> [Work instructions]:
What is the number of lines in the data holding the word "estructura"? Give that number by itself.

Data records
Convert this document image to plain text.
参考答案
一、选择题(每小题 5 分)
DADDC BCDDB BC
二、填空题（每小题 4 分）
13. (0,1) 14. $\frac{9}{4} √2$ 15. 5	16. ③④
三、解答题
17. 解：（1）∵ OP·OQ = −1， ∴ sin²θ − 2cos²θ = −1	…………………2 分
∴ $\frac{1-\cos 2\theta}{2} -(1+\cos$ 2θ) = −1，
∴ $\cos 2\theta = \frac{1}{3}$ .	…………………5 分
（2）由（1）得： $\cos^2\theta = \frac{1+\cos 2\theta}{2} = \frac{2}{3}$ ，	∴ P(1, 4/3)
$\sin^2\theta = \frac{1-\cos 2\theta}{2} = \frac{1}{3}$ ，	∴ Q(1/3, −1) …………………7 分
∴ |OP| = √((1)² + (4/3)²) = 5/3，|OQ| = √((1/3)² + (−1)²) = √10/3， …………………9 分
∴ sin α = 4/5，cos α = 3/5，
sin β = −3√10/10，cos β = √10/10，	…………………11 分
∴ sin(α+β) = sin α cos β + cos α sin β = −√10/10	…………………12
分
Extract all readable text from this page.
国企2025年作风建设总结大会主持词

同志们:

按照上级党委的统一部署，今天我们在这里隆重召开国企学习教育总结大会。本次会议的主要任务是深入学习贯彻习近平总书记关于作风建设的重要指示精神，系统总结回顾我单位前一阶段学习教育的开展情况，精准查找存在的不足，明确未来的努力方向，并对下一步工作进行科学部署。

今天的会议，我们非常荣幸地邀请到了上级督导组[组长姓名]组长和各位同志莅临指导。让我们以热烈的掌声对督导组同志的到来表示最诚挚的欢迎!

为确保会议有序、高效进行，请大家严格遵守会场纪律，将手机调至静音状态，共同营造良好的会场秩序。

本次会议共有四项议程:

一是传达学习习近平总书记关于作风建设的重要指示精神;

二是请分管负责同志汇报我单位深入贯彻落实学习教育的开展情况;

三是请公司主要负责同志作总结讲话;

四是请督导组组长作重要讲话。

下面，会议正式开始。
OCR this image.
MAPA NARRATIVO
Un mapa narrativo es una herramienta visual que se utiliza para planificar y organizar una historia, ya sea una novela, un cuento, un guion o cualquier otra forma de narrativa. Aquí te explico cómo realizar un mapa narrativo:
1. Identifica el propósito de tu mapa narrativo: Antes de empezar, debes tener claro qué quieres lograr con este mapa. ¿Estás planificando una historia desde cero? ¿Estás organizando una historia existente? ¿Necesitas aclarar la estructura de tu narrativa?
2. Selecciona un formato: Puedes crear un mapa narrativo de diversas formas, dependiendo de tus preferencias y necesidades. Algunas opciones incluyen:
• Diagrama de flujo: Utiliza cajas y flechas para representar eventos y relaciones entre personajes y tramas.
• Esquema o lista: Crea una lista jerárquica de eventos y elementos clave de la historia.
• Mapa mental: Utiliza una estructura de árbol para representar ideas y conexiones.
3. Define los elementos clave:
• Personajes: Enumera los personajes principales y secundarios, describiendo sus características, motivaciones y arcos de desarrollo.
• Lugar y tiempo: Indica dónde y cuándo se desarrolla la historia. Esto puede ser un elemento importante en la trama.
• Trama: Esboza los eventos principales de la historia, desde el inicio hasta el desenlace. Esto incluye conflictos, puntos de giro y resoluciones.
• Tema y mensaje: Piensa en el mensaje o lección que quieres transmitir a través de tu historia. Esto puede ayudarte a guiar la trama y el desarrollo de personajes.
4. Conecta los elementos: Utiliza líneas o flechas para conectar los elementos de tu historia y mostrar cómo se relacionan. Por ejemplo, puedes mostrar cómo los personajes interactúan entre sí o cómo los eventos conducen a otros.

> [Task answer]:
2